▸ Kutipan:
··········
Satu Islam Untuk Semua

Sunday, 21 November 2021

Mengapa Amr bin Hisyam yang Cerdas Justru Digelari ‘Abu Jahal’ alias Biang Kebodohan?


islamindonesia.id – Tahukah pembaca, siapa sebenarnya Amr bin Hisyam atau yang biasa kita kenal sebagai “Abu Jahal” (biang kebodohan)? Apakah dia orang yang benar-benar bodoh dalam arti tidak cerdas dan lemah akal? Siapa sangka, ternyata Amr bin Hisyam bukanlah seorang yang bodoh dalam soal kognitif, bukan juga seorang yang miskin wawasan atau pemuda urakan yang berasal dari kabilah rendah. Justru sebaliknya, dia dikenal sebagai pemuda cerdas bernasab tinggi, yang berasal dari Bani Makhzum. Kaumnya bahkan memberi kuniyah “Abu Hakam” (seorang yang jitu pemikiran dan keputusannya). Tak cukup sampai di situ, bahkan kecerdasannya pun sudah mendapatkan pengakuan dari iblis.
··········
▸ Data yang Diberikan:
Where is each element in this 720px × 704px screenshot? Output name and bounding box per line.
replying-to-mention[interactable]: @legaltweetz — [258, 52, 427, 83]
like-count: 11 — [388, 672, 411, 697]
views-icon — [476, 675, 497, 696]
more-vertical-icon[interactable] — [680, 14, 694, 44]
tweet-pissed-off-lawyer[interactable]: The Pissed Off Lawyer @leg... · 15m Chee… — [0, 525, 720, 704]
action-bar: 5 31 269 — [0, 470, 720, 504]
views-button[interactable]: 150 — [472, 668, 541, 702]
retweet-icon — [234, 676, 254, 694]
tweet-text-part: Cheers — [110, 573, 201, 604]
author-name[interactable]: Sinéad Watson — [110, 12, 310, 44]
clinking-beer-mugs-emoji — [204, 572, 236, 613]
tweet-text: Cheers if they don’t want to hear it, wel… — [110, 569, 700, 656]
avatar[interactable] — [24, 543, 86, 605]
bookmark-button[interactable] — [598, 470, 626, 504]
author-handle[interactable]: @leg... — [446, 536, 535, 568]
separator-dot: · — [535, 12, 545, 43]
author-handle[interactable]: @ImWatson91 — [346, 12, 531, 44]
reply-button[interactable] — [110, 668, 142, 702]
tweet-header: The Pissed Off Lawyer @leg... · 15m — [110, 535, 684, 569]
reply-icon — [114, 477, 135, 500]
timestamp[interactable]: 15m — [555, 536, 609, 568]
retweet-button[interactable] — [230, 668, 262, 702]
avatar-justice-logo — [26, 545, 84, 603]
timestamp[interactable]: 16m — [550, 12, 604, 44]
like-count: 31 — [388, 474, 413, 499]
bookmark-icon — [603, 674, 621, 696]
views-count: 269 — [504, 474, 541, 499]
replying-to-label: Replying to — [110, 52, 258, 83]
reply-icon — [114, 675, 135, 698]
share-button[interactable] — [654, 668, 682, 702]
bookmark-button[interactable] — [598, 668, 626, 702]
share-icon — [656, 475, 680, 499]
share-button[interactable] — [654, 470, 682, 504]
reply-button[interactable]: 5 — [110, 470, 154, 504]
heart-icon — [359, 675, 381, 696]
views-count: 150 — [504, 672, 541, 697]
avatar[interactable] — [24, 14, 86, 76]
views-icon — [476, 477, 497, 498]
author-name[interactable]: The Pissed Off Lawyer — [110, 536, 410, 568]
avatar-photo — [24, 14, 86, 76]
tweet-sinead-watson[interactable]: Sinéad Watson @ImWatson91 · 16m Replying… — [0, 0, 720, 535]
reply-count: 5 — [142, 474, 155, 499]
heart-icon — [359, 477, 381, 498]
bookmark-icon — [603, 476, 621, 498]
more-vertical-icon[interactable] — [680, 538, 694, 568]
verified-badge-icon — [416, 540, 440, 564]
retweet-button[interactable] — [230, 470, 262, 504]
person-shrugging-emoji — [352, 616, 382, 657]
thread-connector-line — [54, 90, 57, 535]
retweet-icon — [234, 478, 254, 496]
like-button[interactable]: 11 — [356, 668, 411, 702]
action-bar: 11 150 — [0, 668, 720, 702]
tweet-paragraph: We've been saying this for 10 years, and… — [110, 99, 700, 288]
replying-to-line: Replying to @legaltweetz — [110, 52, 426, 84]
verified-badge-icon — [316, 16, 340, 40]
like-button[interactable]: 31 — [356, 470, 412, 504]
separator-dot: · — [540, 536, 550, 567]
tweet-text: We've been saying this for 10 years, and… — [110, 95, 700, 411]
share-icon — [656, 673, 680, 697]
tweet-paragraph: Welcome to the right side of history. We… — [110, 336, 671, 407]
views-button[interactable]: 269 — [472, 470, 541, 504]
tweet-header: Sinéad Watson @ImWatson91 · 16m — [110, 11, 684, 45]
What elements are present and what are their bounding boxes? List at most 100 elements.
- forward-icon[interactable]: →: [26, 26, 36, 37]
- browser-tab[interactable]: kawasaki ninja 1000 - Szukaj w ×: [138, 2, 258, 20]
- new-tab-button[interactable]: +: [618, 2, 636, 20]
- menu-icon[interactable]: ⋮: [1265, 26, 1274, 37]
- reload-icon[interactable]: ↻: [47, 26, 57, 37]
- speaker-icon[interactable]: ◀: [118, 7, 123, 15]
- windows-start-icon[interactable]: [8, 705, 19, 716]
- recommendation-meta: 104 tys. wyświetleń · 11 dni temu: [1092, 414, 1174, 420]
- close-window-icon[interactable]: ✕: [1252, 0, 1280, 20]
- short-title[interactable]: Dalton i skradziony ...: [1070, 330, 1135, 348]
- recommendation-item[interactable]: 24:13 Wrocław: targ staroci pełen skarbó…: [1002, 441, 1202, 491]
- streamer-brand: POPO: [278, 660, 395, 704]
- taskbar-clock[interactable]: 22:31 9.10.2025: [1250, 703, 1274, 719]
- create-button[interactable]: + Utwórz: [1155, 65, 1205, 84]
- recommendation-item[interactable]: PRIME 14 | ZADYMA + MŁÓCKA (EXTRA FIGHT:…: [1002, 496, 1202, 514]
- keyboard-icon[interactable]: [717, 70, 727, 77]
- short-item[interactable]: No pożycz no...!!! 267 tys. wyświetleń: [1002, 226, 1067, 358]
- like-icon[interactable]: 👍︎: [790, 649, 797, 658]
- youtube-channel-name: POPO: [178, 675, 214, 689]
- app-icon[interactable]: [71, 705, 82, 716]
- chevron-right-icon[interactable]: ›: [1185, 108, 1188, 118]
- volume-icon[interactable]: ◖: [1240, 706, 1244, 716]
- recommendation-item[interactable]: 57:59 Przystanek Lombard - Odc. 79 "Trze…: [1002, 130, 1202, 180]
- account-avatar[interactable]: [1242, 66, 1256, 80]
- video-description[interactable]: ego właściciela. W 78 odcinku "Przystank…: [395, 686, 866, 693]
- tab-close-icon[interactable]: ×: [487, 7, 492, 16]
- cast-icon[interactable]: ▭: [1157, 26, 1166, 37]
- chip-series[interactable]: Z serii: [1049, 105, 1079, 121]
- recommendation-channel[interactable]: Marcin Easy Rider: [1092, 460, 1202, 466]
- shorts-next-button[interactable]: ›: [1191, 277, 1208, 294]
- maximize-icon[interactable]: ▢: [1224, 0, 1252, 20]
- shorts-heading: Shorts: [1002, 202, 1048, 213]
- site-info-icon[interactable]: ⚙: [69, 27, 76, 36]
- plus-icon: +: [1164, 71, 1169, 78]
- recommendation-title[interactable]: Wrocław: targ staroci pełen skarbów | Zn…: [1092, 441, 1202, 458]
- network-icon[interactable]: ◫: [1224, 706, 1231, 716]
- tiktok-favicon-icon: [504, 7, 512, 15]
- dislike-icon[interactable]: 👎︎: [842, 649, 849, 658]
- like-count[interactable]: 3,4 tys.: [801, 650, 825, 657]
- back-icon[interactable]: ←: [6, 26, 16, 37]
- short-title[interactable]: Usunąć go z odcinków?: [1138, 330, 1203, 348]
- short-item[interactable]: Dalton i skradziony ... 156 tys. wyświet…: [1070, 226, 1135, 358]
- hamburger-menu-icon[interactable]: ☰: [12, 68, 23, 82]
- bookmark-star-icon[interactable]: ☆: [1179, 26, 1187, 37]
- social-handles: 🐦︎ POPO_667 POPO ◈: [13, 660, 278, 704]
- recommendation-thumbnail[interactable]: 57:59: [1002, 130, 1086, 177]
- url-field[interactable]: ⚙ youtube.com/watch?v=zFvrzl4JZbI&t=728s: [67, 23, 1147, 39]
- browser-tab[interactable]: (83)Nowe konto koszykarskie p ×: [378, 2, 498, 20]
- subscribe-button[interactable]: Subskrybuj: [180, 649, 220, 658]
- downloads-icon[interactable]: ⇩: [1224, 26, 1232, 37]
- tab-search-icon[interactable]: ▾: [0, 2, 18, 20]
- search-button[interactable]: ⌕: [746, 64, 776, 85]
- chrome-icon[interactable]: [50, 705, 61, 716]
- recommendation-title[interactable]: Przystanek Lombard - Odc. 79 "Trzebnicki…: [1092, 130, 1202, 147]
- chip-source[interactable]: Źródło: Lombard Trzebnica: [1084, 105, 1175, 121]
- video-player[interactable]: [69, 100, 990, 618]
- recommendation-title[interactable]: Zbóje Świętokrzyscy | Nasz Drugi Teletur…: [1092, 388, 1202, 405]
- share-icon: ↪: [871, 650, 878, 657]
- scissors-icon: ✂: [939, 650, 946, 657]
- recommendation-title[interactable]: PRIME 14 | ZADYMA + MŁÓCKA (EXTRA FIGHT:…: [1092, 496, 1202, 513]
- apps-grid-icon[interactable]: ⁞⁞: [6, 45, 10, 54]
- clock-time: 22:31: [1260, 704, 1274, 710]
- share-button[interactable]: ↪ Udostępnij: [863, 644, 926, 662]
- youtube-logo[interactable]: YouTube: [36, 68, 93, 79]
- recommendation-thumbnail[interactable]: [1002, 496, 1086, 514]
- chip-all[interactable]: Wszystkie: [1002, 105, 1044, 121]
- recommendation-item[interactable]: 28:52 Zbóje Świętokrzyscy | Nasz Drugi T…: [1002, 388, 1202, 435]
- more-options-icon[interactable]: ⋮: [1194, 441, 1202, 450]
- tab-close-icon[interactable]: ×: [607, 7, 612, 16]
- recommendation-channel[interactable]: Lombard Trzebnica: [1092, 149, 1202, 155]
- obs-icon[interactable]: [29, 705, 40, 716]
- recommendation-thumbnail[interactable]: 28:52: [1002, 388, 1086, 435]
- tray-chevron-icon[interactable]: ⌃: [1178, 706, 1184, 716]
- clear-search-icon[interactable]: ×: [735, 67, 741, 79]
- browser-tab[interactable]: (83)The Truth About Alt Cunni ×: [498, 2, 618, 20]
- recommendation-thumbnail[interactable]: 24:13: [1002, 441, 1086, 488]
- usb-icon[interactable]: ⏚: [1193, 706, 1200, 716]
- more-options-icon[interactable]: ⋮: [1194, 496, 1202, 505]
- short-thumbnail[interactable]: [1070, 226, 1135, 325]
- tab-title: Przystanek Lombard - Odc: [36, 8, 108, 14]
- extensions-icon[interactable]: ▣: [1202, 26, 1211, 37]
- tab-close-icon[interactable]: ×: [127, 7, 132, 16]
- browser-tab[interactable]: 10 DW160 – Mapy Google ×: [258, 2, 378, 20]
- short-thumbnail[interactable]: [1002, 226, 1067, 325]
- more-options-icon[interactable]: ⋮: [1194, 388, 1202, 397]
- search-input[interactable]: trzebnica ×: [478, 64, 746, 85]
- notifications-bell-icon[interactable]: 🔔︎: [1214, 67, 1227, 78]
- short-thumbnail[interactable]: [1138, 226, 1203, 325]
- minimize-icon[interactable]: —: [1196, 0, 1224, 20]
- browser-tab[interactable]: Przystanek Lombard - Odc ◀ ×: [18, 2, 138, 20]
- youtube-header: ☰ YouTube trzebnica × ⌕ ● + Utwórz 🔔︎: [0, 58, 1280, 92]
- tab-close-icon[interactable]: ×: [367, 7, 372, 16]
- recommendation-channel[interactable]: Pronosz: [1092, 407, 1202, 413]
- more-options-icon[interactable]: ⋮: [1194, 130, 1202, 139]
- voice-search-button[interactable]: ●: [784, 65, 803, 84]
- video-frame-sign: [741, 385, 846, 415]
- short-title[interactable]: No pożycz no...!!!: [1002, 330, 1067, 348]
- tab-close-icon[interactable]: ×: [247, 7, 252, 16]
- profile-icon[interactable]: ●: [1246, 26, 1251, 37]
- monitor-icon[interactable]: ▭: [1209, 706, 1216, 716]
··········
▸ Bagian Latihan:
(1) Menurut kutipan tentang Amr bin Hisyam, dari kabilah mana ia berasal?
(2) Teruskan kutipan tentang Amr bin Hisyam mulai setelah kalimat terakhirnya.
Baris-baris data tidak ada hubungannya dengan kutipan tentang Amr bin Hisyam.

▸ Jawaban yang Diharapkan:
(1) Bani Makhzum.

(2)
Pengakuan yang pertama adalah ketika menjelang hijrahnya Rasulullah s.a.w, yakni pada saat para pemuka Quraisy mengadakan rapat darurat di Dar An-Nadwah untuk memikirkan strategi bagaimana menghalangi dakwah dan rencana hijrah Rasulullah. Rapat itu juga dihadiri seorang tua yang mengaku berasal dari daerah Nejd yang tiba-tiba menggabungkan diri. Sosok orang tua inilah yang menurut keterangan kitab-kitab sirah, ternyata merupakan jelmaan iblis.

Iblis menyanggah semua pendapat tokoh Quraisy yang mengusulkan untuk menangkap, mengusir, dan membunuh Rasulullah (dibahas dalam surah Al-Anfal ayat 30). Hingga akhirnya Abu Jahal mengusulkan agar semua kabilah Quraisy mengirim para pemuda terbaiknya untuk ramai-ramai membunuh Rasulullah agar Bani Hasyim dan Bani Muthallib tidak mampu untuk menuntut balas atas kematian Rasulullah. Usul ini mendapatkan dukungan dari Iblis dan akhirnya siap dieksekusi, namun Allah dengan “makar-Nya” menggagalkan rencana tersebut.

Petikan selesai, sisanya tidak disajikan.